Testing DiGraph (#73)

by Robert Feldt

In this week's Ruby Quiz you will not only have fun and (hopefully) learn something; you will also contribute to a research project evaluating automated testing techniques. So please read on and then take the quiz!

The goal of this quiz is to write a good and extensive test suite for a Ruby DiGraph (directed graph) class. The new (hotshot, and annoying ;)) quality manager at your work has challenged all the developers. He is planning major cutbacks since he claims that automated testing tools can do as good or better a job! The focus of the testing is on the following two methods of the DiGraph class:

# Return the length of the longest simple path (an arc/edge can only
# occur once in the path) that includes <node>.

# Returns the strongly connected component (itself a DirectedGraph)
# that includes <node>.

Any Ruby object can be a node in a graph and you create graphs by giving a number of edges. Each edge is an Array with maximum two nodes where the first node is the source node.

The quiz has two phases: first a black-box phase and then a white-box phase. In the black-box phase you do not have access to the source code but do your testing over the network via drb. When you are satisfied with your tests for this phase you submit them, get the source code and start the white-box phase. Now you can extend your test suite given the actual code, fix problems and even refactor the code as you see fit (as long as you do not change the interface).

You need to download the file "rubyquiz73.rb" to participate in the distributed testing:


After downloading and saving that file, here is how you get a reference to the class under test (CUT):

require 'test/unit'
require 'rubyquiz73'

# You must insert your email address as <youremail> in this method call!
DiGraph = RubyQuiz73.class_under_test("<youremail>")

class TestDiGraph < Test::Unit::TestCase
def test_01_digraph_creation
dg1 = DiGraph.new
assert_kind_of(DiGraph, dg1)
assert_equal(0, dg1.size)

def test_02_size
dg2 = DiGraph.new([1,2], [2,3])
assert_equal(3, dg2.size)
assert_equal(2, dg2.num_edges)

# Add/write your own tests here...

Note that since we use drb for the distributed testing and we had to make some performance trade-offs not every assertion or code might work exactly as it would if run locally. However, most "normal" things will work.

When you consider yourself ready with the blackbox phase of the testing you should submit your test suite. You do this by issuing the command:

ruby rubyquiz73.rb submit1 <test_filename.rb>

and giving the path to your test file. The script will get back the source code for the class being tested and save it. You can now look at the source code and add tests as you see fit. You can also alter and refactor the source code as long as you do not change the interface. When you are done with this, whitebox phase, you submit your test file and source file like so (you can add additional files if you have split your tests over several files):

ruby rubyquiz73.rb submit2 <test_filename.rb> <src_filename.rb>

[Editor's Note: Please also send in your tests to Ruby Talk, after the spoiler period, for use in the summary. --JEG2]

You can also get some help information by issuing:

ruby rubyquiz73.rb help

You are encouraged to briefly document (in comments or by other means) how and why you arrived at and included the test cases you've chosen and why you think your tests are thorough. You are also encouraged to add tests for additional methods of the DiGraph class as you see fit. Note that the devious Quality Manager has not eliminated all problems with the given code so you are expected to find problems/faults!

Boxed element items
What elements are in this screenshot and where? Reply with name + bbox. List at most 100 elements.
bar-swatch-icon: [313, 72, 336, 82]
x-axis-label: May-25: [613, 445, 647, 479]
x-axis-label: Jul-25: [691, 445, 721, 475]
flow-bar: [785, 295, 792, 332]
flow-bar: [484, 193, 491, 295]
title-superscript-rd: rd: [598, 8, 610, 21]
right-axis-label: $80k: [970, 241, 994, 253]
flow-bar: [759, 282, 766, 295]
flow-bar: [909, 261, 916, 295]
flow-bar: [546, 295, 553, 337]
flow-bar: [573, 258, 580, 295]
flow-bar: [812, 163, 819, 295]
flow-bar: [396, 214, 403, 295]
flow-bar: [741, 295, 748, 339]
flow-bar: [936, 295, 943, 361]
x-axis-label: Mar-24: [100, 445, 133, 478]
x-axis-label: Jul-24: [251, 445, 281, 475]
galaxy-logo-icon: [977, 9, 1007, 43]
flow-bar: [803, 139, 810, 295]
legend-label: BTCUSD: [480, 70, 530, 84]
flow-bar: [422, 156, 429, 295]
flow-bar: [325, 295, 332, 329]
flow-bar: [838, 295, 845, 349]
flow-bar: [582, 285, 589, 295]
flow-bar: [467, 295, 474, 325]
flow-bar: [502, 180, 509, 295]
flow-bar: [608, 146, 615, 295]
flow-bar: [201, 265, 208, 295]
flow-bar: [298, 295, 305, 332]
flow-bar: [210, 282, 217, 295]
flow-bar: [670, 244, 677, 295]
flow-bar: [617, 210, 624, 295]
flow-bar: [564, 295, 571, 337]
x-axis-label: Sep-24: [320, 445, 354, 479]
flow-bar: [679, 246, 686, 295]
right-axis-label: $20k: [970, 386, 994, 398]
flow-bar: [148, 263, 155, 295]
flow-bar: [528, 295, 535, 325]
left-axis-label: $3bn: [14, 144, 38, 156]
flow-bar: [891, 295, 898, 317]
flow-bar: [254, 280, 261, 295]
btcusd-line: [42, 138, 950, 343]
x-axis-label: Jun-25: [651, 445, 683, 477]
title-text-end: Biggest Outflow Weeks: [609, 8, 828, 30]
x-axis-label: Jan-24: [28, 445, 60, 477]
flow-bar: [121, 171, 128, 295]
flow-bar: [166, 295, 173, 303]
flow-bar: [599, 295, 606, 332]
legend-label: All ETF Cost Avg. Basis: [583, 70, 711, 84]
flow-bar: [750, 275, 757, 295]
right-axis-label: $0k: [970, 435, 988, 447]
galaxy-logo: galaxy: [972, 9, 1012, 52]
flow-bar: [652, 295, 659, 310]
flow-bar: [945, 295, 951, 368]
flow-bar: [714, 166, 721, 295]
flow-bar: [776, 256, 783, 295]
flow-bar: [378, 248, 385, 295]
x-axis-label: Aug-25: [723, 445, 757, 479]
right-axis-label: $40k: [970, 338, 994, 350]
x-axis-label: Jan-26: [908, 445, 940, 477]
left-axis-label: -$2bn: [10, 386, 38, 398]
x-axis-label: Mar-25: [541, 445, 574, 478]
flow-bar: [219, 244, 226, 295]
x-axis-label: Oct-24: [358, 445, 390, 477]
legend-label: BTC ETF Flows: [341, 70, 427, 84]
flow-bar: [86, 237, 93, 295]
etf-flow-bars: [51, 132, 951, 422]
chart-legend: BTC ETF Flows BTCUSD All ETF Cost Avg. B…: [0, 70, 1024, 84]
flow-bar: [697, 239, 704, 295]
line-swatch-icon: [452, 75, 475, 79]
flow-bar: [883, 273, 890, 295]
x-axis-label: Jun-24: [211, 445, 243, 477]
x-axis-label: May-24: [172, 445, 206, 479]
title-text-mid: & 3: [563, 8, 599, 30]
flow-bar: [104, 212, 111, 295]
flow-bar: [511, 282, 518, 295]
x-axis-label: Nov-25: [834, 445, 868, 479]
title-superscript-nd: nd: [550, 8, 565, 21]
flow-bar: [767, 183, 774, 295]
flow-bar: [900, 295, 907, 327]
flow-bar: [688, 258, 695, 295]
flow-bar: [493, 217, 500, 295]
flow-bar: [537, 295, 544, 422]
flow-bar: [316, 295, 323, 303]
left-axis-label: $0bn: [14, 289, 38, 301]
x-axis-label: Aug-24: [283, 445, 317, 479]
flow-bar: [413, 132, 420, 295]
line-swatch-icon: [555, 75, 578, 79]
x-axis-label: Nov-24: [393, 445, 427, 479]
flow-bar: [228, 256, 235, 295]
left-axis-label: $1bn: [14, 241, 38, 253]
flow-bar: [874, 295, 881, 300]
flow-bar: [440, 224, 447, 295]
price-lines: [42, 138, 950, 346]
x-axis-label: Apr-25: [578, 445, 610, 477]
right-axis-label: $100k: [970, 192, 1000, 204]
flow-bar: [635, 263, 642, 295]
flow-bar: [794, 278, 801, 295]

=== Short problem ===
Translate this sentence from the quiz description above into Spanish: "Any Ruby object can be a node in a graph and you create graphs by giving a number of edges."

=== The completed task ===
Cualquier objeto de Ruby puede ser un nodo en un grafo, y los grafos se crean indicando una serie de aristas.